Provided data:
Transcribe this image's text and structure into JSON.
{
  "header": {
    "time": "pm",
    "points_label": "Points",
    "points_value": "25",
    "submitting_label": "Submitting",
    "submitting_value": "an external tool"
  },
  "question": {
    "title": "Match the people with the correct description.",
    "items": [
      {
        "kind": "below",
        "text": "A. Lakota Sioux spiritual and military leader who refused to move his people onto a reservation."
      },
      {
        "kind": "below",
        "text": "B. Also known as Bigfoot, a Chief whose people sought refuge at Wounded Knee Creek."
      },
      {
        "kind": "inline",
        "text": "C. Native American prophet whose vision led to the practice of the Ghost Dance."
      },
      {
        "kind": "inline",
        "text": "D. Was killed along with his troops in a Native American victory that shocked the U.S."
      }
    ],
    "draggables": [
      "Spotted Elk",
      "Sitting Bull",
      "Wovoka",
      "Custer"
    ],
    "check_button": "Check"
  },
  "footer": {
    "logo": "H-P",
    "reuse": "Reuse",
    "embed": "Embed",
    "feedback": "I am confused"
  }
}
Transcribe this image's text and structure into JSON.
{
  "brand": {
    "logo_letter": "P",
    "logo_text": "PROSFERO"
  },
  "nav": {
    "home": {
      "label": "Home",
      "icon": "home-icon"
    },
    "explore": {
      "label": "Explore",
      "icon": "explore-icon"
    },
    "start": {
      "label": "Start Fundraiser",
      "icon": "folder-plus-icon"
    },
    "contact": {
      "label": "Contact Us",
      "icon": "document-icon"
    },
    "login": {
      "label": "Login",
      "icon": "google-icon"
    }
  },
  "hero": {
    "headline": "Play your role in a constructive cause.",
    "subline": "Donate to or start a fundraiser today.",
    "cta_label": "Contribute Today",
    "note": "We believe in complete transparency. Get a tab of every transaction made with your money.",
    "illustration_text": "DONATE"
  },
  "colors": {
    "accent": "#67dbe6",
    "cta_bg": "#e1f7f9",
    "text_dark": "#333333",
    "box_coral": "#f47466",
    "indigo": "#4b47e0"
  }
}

Description of the task:
In the records above, how many lines include "your"? Give that number and nothing more.

Solution below:
2